### WHAT YOU HAVE TO DO:
Collect every line below that contains the word "Unit".
□ □ □ □ □ □ □
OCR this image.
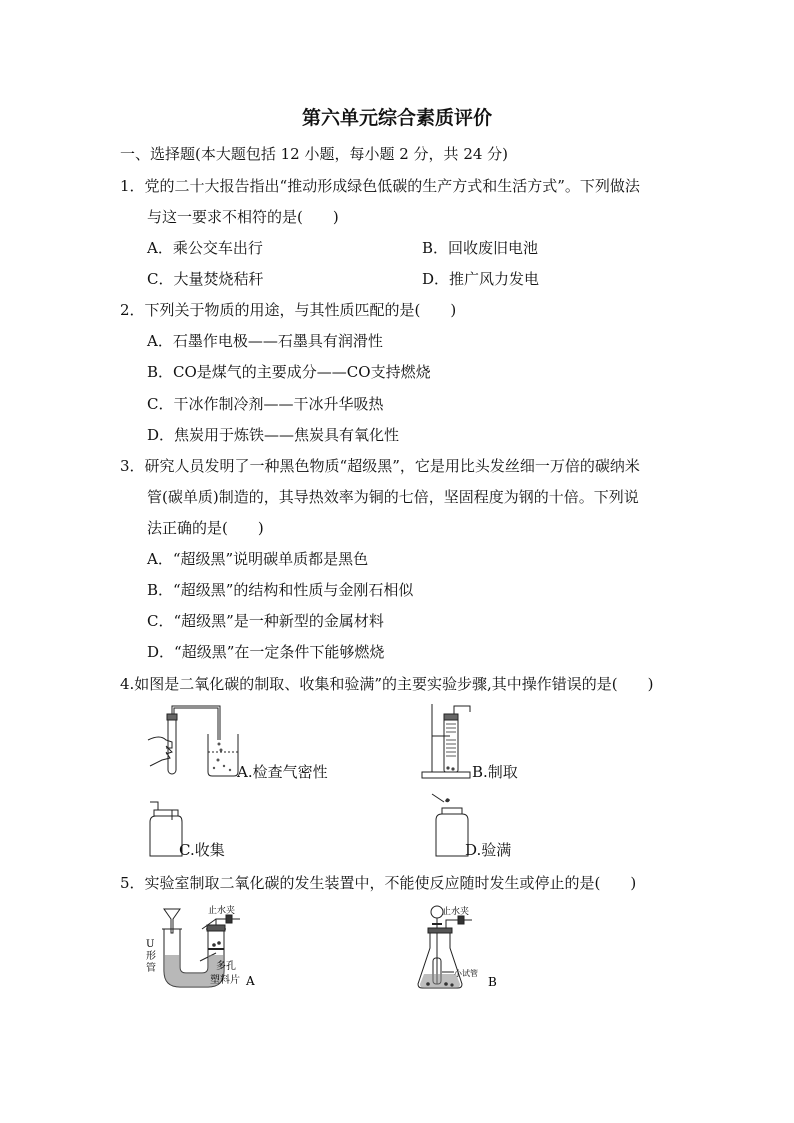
第六单元综合素质评价
一、选择题(本大题包括 12 小题，每小题 2 分，共 24 分)
1．党的二十大报告指出“推动形成绿色低碳的生产方式和生活方式”。下列做法
与这一要求不相符的是(　　)
A．乘公交车出行	B．回收废旧电池
C．大量焚烧秸秆	D．推广风力发电
2．下列关于物质的用途，与其性质匹配的是(　　)
A．石墨作电极——石墨具有润滑性
B．CO是煤气的主要成分——CO支持燃烧
C．干冰作制冷剂——干冰升华吸热
D．焦炭用于炼铁——焦炭具有氧化性
3．研究人员发明了一种黑色物质“超级黑”，它是用比头发丝细一万倍的碳纳米
管(碳单质)制造的，其导热效率为铜的七倍，坚固程度为钢的十倍。下列说
法正确的是(　　)
A．“超级黑”说明碳单质都是黑色
B．“超级黑”的结构和性质与金刚石相似
C．“超级黑”是一种新型的金属材料
D．“超级黑”在一定条件下能够燃烧
4.如图是二氧化碳的制取、收集和验满”的主要实验步骤,其中操作错误的是(　　)
A.检查气密性	B.制取
C.收集	D.验满
5．实验室制取二氧化碳的发生装置中，不能使反应随时发生或停止的是(　　)
止水夹
U
形
管	多孔
塑料片 A
止水夹
小试管
B
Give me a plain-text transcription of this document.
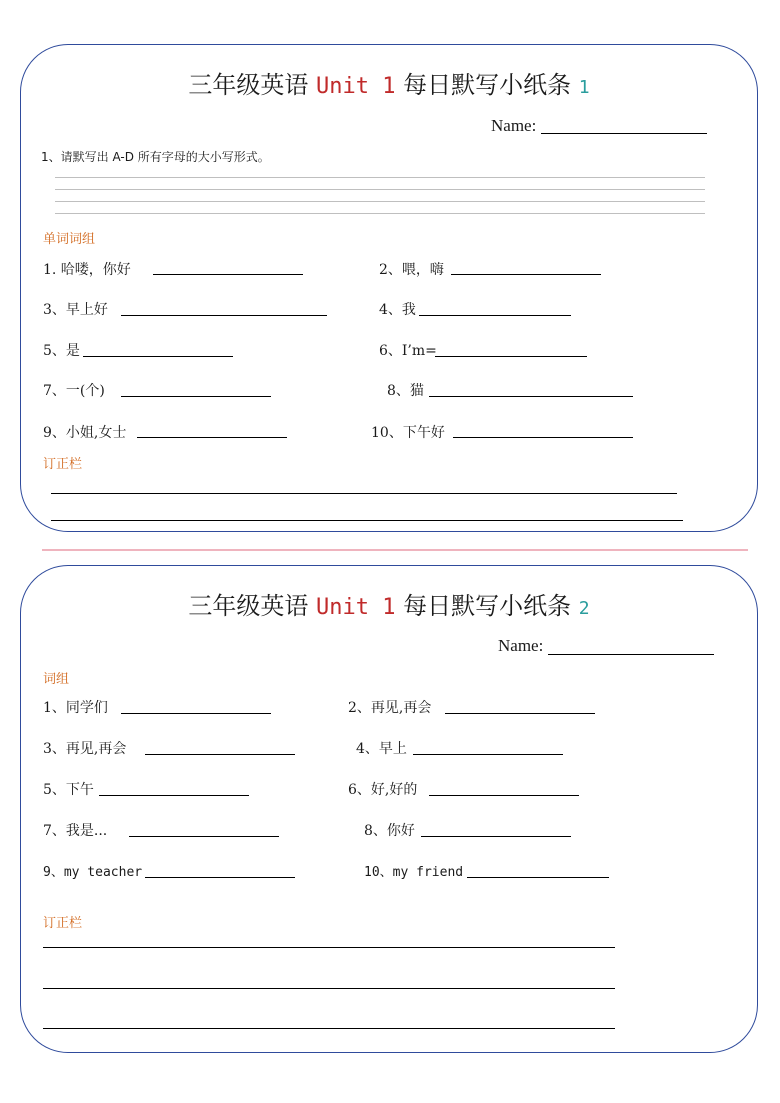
三年级英语 Unit 1 每日默写小纸条 1
Name:
1、请默写出 A-D 所有字母的大小写形式。
单词词组
1. 哈喽，你好	2、喂，嗨
3、早上好	4、我
5、是	6、I’m=
7、一(个)	8、猫
9、小姐,女士	10、下午好
订正栏
三年级英语 Unit 1 每日默写小纸条 2
Name:
词组
1、同学们	2、再见,再会
3、再见,再会	4、早上
5、下午	6、好,好的
7、我是...	8、你好
9、my teacher	10、my friend
订正栏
□ □ □ □ □ □ □
### EXPECTED ANSWER:
三年级英语 Unit 1 每日默写小纸条 1
三年级英语 Unit 1 每日默写小纸条 2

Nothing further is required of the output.